Dataset entries
──────────────────────────────
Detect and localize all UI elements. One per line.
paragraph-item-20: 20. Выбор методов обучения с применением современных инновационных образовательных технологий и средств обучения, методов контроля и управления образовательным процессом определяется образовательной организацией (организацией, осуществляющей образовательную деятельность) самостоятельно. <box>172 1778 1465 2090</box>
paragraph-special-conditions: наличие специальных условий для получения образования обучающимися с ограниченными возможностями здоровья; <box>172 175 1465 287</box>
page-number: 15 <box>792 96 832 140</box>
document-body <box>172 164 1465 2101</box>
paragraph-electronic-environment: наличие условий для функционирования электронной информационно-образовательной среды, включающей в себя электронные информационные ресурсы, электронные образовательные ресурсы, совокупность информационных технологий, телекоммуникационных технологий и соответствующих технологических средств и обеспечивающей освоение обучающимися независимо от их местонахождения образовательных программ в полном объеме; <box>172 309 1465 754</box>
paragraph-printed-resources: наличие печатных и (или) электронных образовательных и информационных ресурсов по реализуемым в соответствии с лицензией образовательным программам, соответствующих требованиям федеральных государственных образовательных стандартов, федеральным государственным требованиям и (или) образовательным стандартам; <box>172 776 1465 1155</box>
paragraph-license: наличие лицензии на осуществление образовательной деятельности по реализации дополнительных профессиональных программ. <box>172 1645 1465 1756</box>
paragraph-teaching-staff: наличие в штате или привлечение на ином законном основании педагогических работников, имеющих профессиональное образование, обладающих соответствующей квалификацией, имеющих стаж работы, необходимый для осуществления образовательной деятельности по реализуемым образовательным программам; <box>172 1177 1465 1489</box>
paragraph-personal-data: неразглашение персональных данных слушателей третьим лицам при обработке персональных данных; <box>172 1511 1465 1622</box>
──────────────────────────────
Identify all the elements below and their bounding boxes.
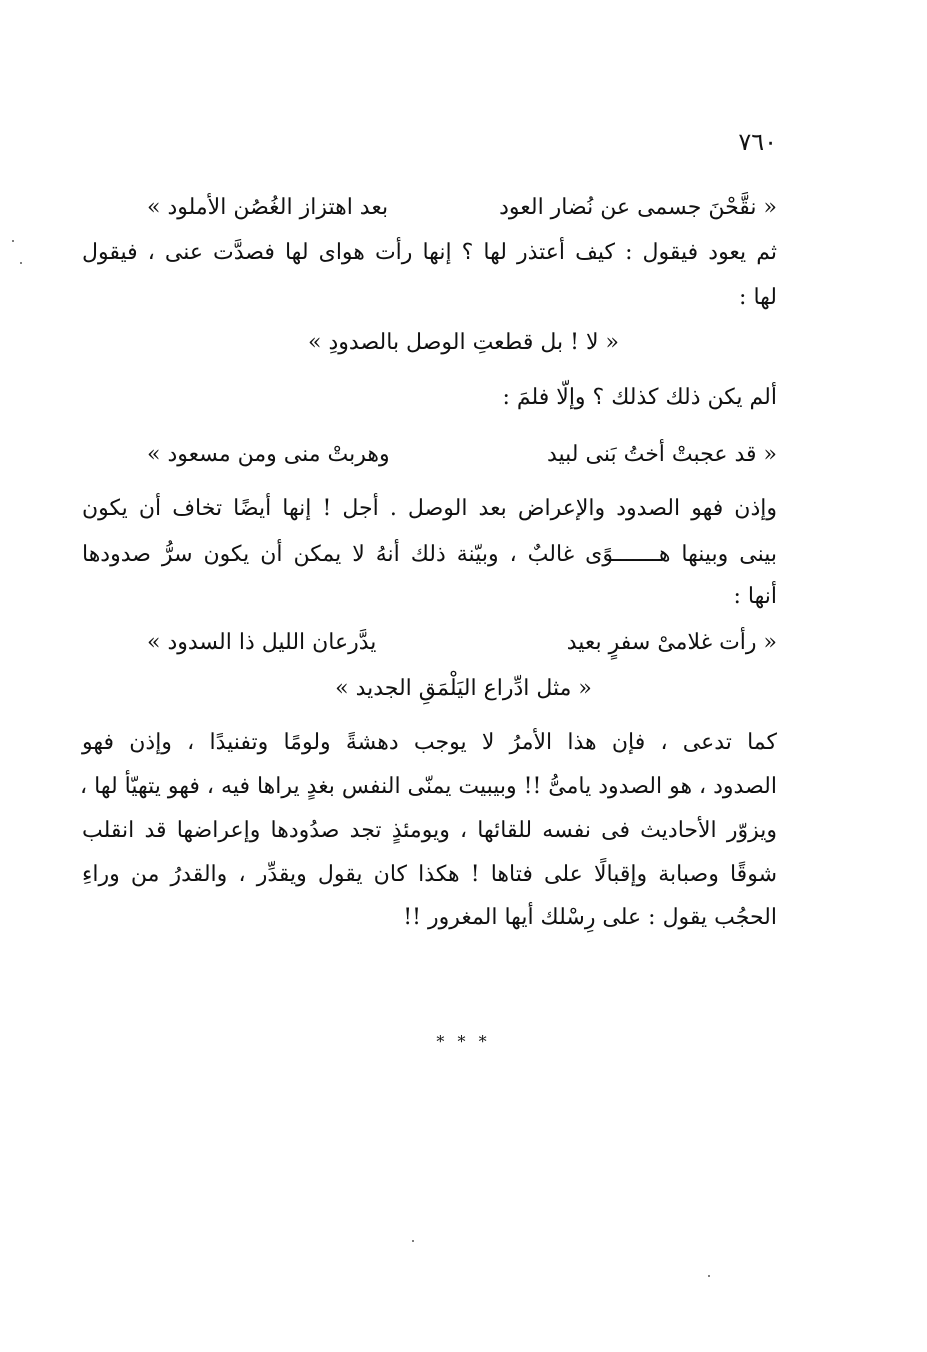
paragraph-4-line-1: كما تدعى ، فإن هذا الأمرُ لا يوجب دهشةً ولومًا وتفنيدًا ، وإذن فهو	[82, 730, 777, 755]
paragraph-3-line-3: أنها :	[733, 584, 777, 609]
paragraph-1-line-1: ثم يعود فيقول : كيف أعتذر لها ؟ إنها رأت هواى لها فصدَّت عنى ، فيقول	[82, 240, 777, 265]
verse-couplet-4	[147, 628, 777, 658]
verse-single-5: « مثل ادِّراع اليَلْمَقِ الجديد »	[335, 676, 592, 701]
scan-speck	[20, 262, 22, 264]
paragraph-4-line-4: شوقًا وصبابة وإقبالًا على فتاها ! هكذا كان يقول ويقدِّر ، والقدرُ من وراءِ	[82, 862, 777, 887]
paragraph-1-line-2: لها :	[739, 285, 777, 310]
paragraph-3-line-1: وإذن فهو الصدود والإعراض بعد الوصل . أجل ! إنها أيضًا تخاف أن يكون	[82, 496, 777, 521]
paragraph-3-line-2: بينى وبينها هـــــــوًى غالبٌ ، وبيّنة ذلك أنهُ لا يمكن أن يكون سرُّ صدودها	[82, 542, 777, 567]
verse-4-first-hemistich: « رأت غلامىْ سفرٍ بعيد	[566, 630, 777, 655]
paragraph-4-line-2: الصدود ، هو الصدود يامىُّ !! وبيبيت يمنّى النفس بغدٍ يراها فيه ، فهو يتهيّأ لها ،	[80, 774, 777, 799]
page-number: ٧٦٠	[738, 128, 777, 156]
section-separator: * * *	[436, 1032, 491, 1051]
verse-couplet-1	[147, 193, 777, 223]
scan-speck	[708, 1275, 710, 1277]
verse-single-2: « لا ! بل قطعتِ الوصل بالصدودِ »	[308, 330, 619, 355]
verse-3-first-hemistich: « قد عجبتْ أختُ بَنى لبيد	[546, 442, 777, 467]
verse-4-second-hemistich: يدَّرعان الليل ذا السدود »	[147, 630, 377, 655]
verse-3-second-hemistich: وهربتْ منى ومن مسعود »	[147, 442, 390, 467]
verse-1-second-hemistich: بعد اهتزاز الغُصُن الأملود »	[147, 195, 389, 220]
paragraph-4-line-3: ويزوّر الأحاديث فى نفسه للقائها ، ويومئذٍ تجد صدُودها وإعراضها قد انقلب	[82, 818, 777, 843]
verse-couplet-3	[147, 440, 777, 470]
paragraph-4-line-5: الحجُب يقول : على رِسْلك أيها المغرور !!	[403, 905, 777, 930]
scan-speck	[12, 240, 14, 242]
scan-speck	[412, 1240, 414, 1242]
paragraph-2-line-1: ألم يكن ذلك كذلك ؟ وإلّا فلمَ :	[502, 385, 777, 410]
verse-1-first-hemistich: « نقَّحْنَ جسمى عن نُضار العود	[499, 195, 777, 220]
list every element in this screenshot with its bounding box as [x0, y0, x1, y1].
──────────────────────────────
What you should do – Edit the entries from the line containing "paragraph-4-line-1: كما تدعى" through the line containing "1275, 710, 1277]" by replacing "scan-speck" with "dust-speck". Reproduce only those lines, with nothing else altered.

Complete response –
paragraph-4-line-1: كما تدعى ، فإن هذا الأمرُ لا يوجب دهشةً ولومًا وتفنيدًا ، وإذن فهو	[82, 730, 777, 755]
paragraph-3-line-3: أنها :	[733, 584, 777, 609]
paragraph-1-line-1: ثم يعود فيقول : كيف أعتذر لها ؟ إنها رأت هواى لها فصدَّت عنى ، فيقول	[82, 240, 777, 265]
verse-couplet-4	[147, 628, 777, 658]
verse-single-5: « مثل ادِّراع اليَلْمَقِ الجديد »	[335, 676, 592, 701]
dust-speck	[20, 262, 22, 264]
paragraph-4-line-4: شوقًا وصبابة وإقبالًا على فتاها ! هكذا كان يقول ويقدِّر ، والقدرُ من وراءِ	[82, 862, 777, 887]
paragraph-1-line-2: لها :	[739, 285, 777, 310]
paragraph-3-line-1: وإذن فهو الصدود والإعراض بعد الوصل . أجل ! إنها أيضًا تخاف أن يكون	[82, 496, 777, 521]
paragraph-3-line-2: بينى وبينها هـــــــوًى غالبٌ ، وبيّنة ذلك أنهُ لا يمكن أن يكون سرُّ صدودها	[82, 542, 777, 567]
verse-4-first-hemistich: « رأت غلامىْ سفرٍ بعيد	[566, 630, 777, 655]
paragraph-4-line-2: الصدود ، هو الصدود يامىُّ !! وبيبيت يمنّى النفس بغدٍ يراها فيه ، فهو يتهيّأ لها ،	[80, 774, 777, 799]
page-number: ٧٦٠	[738, 128, 777, 156]
section-separator: * * *	[436, 1032, 491, 1051]
verse-couplet-1	[147, 193, 777, 223]
dust-speck	[708, 1275, 710, 1277]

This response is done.